== INPUT ROWS

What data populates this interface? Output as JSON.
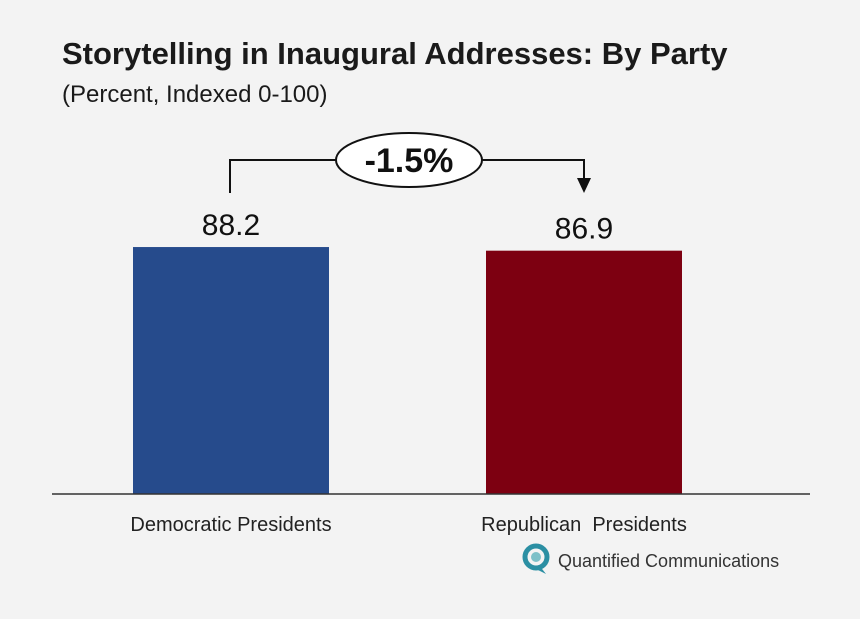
{
  "chart_data": {
    "type": "bar",
    "title": "Storytelling in Inaugural Addresses: By Party",
    "subtitle": "(Percent, Indexed 0-100)",
    "categories": [
      "Democratic Presidents",
      "Republican  Presidents"
    ],
    "values": [
      88.2,
      86.9
    ],
    "value_labels": [
      "88.2",
      "86.9"
    ],
    "colors": [
      "#264b8c",
      "#7d0011"
    ],
    "difference_label": "-1.5%",
    "xlabel": "",
    "ylabel": "",
    "grid": false
  },
  "brand": {
    "name": "Quantified Communications",
    "logo_icon": "q-speech-bubble-icon",
    "logo_colors": [
      "#2b8fa3",
      "#7cc0c8"
    ]
  }
}
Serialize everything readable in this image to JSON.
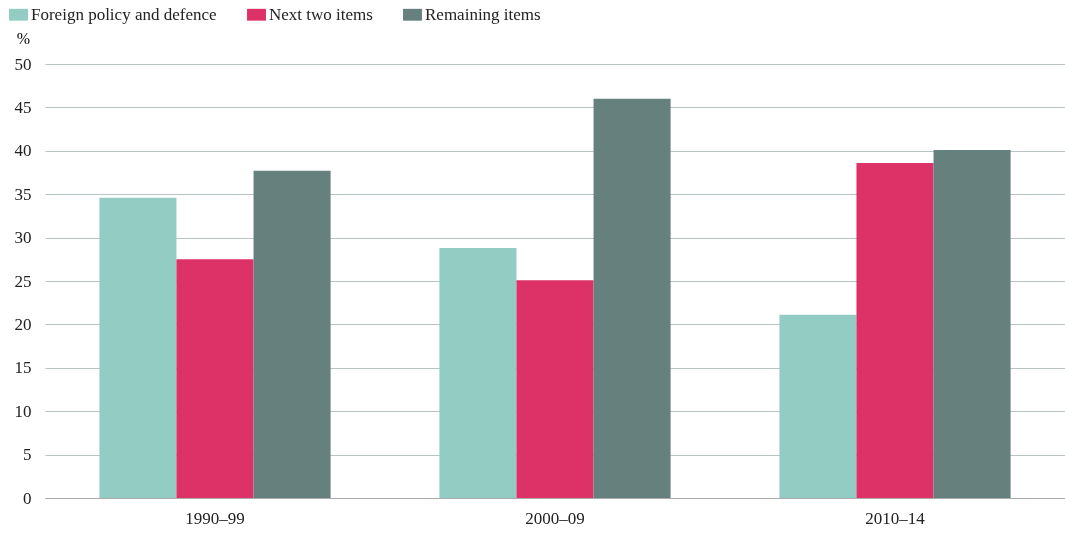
{
  "chart_data": {
    "type": "bar",
    "ylabel": "%",
    "categories": [
      "1990–99",
      "2000–09",
      "2010–14"
    ],
    "series": [
      {
        "name": "Foreign policy and defence",
        "color": "#92ccc2",
        "values": [
          34.6,
          28.8,
          21.1
        ]
      },
      {
        "name": "Next two items",
        "color": "#dc3267",
        "values": [
          27.5,
          25.1,
          38.6
        ]
      },
      {
        "name": "Remaining items",
        "color": "#66807e",
        "values": [
          37.7,
          46.0,
          40.1
        ]
      }
    ],
    "ylim": [
      0,
      50
    ],
    "yticks": [
      0,
      5,
      10,
      15,
      20,
      25,
      30,
      35,
      40,
      45,
      50
    ],
    "grid": "y",
    "legend": "top left"
  }
}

====

Write out, word for word, the line containing "Serialize everything readable" and each line after it to the end of the data, and nothing more. Drop the pictures.

OUTPUT BELOW
Serialize everything readable in this image to JSON.
{
  "chart_data": {
    "type": "bar",
    "ylabel": "%",
    "categories": [
      "1990–99",
      "2000–09",
      "2010–14"
    ],
    "series": [
      {
        "name": "Foreign policy and defence",
        "color": "#92ccc2",
        "values": [
          34.6,
          28.8,
          21.1
        ]
      },
      {
        "name": "Next two items",
        "color": "#dc3267",
        "values": [
          27.5,
          25.1,
          38.6
        ]
      },
      {
        "name": "Remaining items",
        "color": "#66807e",
        "values": [
          37.7,
          46.0,
          40.1
        ]
      }
    ],
    "ylim": [
      0,
      50
    ],
    "yticks": [
      0,
      5,
      10,
      15,
      20,
      25,
      30,
      35,
      40,
      45,
      50
    ],
    "grid": "y",
    "legend": "top left"
  }
}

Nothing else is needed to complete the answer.